On April 13, 2020, we executed a promissory note evidencing an unsecured loan in
the amount of approximately $7.5 million as part of the Paycheck Protection
Program. For a discussion of such loan, see "Management's Discussion and
Analysis of Financial Condition and Results of Operations-Liquidity and Capital
Resources" in the Annual Report.
During the six months ended June 30 and through July 2021, the oil and natural
gas industry has experienced continued improvement in commodity prices as
compared to 2020, primarily resulting from (i) improvements in oil demand as the
impact from COVID-19 has begun to abate and (ii) actions taken by the
Organization of Petroleum Exporting Countries, Russia and certain other
oil-exporting countries ("OPEC+") to reduce the worldwide supply of oil through
coordinated production cuts. As a result, West Texas Intermediate ("WTI") oil
prices have increased from $48.52 per barrel at December 31, 2020 to as high as
$74.05 per barrel in late June 2021. While oil prices have improved in 2021, the
general outlook for the oil and natural gas industry for the remainder of the
year remains uncertain, and we can provide no assurances as to when or to what
extent economic disruptions resulting from COVID-19 and the corresponding
decreases in oil demand may improve further. These economic disruptions have
also impacted our ability to access the capital markets on reasonably similar
terms as were available prior to 2020. Prices for natural gas and NGLs were also
much higher during the six months ended June 30 and through July 2021 as
compared to 2020.
We expect that development of our Delaware Basin assets will be the primary
focus of our operations and capital expenditures for the remainder of 2021. We
operated four drilling rigs in the Delaware Basin during the second quarter of
2021. At July 27, 2021, two of these rigs were drilling in the Stateline asset
area in Eddy County, New Mexico. These two rigs recently completed drilling 13
additional Boros wells in the eastern portion of the Stateline asset area and at
July 27, 2021 were drilling 11 new Voni wells in the western portion of that
asset area. The other two rigs have been drilling 13 wells in the Greater
Stebbins Area, nine of which were still in progress at July 27, 2021. Four of
these wells, all Second Bone Spring completions, were recently turned to sales.
When we complete drilling the nine wells in progress in the Greater Stebbins
Area, we plan to use these two rigs to drill two additional wells in the Ranger
asset area in Lea County, New Mexico and several additional Rodney Robinson
wells in the western portion of the Antelope Ridge asset area in Lea County.

# Data under study:
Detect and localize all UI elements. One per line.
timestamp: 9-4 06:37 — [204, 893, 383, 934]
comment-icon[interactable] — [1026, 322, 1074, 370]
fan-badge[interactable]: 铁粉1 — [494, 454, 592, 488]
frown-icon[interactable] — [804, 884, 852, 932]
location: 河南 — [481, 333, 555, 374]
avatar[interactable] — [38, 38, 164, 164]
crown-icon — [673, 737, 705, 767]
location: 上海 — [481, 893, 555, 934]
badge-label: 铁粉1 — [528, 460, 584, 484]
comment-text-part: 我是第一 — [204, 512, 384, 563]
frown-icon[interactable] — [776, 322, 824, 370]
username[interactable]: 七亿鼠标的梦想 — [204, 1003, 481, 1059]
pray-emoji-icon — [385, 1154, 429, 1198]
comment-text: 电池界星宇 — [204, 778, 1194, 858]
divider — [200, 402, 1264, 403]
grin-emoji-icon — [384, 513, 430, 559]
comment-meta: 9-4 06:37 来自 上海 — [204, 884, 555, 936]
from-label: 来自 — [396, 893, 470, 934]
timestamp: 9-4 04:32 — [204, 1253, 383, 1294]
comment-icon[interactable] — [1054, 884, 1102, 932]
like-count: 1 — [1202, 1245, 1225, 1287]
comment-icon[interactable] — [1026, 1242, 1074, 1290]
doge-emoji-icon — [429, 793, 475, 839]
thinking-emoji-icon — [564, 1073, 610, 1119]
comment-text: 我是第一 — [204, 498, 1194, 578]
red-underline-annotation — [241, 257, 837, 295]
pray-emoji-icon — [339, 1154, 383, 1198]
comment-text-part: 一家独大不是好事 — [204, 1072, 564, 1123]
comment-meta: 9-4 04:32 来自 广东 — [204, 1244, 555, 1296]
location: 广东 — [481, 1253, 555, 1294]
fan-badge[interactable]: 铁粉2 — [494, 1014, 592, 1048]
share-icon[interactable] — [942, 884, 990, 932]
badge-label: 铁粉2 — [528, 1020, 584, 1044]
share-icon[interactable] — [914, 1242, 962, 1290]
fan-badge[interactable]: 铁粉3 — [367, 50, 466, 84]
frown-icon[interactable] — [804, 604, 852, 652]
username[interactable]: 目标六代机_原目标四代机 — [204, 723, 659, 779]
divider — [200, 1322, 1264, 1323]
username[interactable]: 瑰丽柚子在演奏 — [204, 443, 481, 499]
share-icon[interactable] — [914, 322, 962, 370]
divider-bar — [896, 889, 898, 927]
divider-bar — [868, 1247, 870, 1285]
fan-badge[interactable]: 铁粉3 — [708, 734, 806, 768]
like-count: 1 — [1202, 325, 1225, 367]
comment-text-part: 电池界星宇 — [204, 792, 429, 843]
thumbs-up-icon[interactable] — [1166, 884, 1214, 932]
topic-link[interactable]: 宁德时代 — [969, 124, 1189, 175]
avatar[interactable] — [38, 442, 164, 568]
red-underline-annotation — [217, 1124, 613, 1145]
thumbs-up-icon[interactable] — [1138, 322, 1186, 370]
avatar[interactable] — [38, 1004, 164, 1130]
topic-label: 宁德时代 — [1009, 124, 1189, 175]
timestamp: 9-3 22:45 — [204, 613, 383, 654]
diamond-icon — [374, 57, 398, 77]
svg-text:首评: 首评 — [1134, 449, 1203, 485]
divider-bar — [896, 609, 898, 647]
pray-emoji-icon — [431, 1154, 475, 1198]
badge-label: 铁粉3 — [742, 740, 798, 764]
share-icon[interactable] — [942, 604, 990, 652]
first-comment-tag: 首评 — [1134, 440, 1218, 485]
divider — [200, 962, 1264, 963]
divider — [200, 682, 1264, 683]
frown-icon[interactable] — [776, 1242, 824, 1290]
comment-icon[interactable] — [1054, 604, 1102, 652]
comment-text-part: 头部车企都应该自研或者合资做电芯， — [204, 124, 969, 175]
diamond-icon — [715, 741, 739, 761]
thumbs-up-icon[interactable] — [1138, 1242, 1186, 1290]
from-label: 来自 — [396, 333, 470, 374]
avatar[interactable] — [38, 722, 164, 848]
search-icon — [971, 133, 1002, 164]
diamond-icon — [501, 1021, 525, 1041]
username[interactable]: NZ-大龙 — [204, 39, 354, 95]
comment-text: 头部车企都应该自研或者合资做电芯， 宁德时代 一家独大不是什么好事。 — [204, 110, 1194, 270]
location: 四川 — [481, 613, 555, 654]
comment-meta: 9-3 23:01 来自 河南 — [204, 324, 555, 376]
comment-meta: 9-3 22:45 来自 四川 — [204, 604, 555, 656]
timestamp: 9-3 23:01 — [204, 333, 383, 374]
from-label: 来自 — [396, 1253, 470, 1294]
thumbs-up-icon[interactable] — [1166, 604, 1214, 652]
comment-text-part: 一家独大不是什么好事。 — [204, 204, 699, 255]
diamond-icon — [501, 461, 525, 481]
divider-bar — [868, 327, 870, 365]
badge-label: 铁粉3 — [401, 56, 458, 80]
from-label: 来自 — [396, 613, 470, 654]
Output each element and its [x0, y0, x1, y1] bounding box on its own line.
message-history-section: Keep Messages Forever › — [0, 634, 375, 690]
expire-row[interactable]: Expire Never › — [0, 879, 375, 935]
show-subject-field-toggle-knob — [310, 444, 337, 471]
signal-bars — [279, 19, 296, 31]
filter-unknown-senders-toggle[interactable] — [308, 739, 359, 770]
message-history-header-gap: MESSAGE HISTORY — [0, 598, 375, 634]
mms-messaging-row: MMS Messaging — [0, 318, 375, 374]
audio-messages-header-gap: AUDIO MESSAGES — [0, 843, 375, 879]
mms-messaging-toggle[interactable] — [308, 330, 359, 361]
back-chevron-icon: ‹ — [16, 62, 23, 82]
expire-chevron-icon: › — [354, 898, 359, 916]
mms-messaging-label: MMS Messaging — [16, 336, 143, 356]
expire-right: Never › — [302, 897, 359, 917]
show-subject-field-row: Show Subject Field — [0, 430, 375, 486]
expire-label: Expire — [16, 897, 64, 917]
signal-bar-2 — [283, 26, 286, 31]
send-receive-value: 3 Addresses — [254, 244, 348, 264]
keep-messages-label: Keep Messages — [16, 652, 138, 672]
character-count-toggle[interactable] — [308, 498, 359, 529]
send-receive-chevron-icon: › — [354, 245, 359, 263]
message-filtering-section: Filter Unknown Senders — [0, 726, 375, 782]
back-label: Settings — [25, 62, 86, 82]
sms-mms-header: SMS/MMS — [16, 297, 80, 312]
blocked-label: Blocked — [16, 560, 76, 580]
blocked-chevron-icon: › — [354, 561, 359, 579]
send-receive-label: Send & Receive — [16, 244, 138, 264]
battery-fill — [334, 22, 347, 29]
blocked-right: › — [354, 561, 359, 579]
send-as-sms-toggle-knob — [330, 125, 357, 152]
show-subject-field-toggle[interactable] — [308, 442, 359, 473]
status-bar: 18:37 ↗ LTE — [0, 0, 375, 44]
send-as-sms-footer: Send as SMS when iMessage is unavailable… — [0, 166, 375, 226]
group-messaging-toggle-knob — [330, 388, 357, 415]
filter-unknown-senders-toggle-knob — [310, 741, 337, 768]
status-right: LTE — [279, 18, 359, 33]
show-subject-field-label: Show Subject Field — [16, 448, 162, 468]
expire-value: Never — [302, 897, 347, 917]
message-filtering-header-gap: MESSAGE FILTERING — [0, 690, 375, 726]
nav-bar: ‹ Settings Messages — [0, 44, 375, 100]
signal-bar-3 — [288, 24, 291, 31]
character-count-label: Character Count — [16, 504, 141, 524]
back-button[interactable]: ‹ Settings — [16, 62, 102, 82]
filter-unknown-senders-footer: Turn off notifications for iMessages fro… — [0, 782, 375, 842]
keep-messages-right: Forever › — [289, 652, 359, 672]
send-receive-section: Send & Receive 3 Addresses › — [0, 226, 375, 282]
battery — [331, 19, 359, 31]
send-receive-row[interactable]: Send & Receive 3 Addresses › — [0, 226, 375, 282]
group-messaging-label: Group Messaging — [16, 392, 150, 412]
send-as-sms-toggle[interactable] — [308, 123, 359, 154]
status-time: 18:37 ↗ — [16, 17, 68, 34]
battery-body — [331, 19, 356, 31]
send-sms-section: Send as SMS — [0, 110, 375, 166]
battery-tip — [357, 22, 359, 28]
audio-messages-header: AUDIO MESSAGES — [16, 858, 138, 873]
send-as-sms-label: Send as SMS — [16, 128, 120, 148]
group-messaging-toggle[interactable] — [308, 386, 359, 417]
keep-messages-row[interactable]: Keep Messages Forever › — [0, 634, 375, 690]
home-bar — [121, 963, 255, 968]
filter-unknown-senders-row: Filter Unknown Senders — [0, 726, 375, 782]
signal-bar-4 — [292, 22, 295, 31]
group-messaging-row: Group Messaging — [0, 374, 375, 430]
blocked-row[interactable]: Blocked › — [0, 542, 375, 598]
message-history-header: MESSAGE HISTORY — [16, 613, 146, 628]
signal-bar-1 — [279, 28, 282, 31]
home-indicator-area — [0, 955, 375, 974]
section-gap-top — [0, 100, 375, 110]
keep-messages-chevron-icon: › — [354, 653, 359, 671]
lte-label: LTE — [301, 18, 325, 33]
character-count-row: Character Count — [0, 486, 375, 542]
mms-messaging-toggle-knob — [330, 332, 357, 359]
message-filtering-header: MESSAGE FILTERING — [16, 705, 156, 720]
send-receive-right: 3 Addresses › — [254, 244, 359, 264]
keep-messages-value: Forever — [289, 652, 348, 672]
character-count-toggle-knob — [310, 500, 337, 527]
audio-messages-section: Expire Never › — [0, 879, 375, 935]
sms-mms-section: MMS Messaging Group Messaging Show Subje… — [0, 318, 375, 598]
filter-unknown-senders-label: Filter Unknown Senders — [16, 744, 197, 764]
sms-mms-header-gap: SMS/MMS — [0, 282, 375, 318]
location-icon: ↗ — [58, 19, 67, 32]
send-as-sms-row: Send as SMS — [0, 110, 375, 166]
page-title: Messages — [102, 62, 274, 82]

# Work task 1:
Output the section of the oil and gas passage that begins at the words "On April 13, 2020, we" and stops after the words "the Annual Report.", copied word for word.
# Work task 2:
Answer these questions from the oil and gas passage, one answer per line:
(a) What was the approximate amount of the Paycheck Protection Program loan?
(b) What was the WTI oil price per barrel at December 31, 2020?
(c) How many additional Boros wells did the two rigs in the Stateline asset area recently complete drilling?
# Work task 3:
Take the oil and gas passage further, continuing from its last sentence.

# Written answer 1:
On April 13, 2020, we executed a promissory note evidencing an unsecured loan in
the amount of approximately $7.5 million as part of the Paycheck Protection
Program. For a discussion of such loan, see "Management's Discussion and
Analysis of Financial Condition and Results of Operations-Liquidity and Capital
Resources" in the Annual Report.

# Written answer 2:
(a) Approximately $7.5 million
(b) $48.52 per barrel
(c) 13

# Written answer 3:
At July 27, 2021, our 2021 estimated capital expenditures for D/C/E capital
expenditures remained $525 to $575 million, as originally estimated. As a result
of savings on our operated D/C/E capital expenditures in the first half of 2021,
a faster drilling and completions pace and an anticipated decrease in
non-operated D/C/E capital expenditures in the second half of 2021, we intend to
advance the next 11 Voni well completions in the Stateline asset area forward
into the fourth quarter of 2021 and expect to be able to do so without
increasing our estimates for D/C/E capital expenditures for full year 2021.
At July 27, 2021, we increased our anticipated 2021 midstream capital
expenditures from $20 to $30 million to $35 to $45 million, primarily to
accommodate several new midstream opportunities for San Mateo with producers in
Eddy County, New Mexico and to accelerate the installation of compression
facilities and other infrastructure prior to the end of 2021 in order to be
prepared for the additional volumes from the accelerated Voni completions noted
above. Previously, these Voni-related capital expenditures were scheduled for
early 2022. The anticipated total 2021 midstream capital expenditures of $35 to
$45 million primarily reflect our proportionate share of San Mateo's estimated
2021 capital expenditures.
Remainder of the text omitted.